**Stated problem**
Copy all lines that contain the word "screenshot".
— BEGIN Material for this exercise —
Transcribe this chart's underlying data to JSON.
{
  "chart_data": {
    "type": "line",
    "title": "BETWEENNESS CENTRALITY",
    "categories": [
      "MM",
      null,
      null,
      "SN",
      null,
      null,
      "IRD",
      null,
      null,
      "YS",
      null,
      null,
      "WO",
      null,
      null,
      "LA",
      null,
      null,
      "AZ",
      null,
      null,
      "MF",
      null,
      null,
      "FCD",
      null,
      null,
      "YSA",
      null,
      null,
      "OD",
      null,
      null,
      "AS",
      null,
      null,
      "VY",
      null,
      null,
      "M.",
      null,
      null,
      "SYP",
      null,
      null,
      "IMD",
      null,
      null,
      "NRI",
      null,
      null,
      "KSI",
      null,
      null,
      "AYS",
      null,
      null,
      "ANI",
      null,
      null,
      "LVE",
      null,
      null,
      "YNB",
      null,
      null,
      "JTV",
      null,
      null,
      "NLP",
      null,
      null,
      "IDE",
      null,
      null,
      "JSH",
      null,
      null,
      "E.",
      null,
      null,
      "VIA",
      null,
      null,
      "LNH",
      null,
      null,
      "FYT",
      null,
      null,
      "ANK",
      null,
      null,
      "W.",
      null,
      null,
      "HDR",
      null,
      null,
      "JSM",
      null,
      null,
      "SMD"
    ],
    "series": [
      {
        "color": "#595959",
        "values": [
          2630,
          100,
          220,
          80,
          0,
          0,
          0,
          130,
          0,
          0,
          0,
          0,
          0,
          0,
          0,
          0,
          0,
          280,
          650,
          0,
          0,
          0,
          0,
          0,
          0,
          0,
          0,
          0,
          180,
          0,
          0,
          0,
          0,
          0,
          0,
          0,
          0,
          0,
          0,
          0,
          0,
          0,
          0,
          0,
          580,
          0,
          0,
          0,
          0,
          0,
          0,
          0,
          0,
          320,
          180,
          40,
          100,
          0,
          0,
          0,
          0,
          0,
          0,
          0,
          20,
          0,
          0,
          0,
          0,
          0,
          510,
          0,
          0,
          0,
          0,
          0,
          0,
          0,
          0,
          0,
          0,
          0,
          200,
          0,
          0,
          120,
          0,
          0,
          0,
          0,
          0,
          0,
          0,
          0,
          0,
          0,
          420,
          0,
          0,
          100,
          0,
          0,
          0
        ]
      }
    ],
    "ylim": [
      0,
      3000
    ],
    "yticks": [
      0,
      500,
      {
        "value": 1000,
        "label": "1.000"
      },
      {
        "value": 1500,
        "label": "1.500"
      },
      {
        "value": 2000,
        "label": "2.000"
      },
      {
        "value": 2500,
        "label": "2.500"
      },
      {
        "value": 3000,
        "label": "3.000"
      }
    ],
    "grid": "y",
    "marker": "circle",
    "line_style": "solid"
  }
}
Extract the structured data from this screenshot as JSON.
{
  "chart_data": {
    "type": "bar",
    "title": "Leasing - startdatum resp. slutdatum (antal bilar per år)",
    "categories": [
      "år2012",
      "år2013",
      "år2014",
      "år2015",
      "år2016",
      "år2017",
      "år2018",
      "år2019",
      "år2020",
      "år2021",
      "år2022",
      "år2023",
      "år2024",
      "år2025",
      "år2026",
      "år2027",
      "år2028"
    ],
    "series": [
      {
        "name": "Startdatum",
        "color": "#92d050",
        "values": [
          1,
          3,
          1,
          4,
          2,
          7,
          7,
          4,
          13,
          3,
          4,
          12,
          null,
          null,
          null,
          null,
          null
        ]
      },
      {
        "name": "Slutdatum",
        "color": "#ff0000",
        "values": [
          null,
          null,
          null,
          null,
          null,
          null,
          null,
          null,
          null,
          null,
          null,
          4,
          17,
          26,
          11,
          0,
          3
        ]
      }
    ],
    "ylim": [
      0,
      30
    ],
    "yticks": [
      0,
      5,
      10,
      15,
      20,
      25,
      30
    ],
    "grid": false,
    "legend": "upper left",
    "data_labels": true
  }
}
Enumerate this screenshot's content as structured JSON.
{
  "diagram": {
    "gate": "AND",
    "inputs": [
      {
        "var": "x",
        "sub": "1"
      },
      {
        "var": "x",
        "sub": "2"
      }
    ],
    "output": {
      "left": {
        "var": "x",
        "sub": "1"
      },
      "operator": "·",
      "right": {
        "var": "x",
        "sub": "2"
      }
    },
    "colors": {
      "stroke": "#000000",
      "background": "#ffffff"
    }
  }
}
— END Material for this exercise —
**Expected answer**
Extract the structured data from this screenshot as JSON.
Enumerate this screenshot's content as structured JSON.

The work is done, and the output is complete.